Set problem =
Show only lines that include "Statistics".

Data provided =
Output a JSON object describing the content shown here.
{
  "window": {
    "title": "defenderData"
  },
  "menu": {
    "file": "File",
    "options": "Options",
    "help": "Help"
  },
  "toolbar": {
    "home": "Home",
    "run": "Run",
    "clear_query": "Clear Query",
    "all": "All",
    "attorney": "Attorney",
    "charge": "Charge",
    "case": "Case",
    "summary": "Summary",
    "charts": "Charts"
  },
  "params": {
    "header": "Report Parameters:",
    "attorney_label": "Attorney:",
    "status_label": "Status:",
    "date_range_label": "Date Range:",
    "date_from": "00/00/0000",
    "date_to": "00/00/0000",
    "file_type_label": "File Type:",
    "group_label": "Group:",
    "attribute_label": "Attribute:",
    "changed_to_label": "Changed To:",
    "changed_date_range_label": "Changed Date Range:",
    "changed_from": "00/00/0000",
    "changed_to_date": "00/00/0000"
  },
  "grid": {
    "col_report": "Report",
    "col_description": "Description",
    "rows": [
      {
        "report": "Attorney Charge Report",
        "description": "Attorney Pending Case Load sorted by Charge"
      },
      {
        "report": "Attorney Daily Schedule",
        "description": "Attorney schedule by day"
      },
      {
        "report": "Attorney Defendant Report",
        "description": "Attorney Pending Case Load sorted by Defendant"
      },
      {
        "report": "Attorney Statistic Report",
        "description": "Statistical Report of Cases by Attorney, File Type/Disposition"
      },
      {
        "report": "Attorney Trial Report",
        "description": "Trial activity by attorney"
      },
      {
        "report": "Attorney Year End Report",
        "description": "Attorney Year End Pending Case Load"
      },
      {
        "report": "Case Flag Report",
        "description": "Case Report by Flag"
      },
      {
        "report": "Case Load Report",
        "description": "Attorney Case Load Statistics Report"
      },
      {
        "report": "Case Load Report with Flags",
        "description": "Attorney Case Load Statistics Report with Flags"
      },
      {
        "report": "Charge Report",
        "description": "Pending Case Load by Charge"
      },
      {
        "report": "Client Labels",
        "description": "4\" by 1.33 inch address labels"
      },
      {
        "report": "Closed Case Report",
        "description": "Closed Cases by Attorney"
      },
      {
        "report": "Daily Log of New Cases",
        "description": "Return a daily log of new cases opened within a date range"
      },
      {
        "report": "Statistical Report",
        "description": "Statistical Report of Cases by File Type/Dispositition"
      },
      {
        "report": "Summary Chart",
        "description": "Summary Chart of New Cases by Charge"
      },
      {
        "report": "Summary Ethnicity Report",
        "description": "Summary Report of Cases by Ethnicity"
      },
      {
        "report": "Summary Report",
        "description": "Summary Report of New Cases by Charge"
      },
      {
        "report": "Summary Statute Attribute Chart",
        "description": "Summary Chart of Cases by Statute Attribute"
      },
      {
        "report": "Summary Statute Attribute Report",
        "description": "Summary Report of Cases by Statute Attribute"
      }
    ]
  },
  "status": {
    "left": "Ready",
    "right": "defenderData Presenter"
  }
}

Answer to the exercise =
        "description": "Attorney Case Load Statistics Report"
        "description": "Attorney Case Load Statistics Report with Flags"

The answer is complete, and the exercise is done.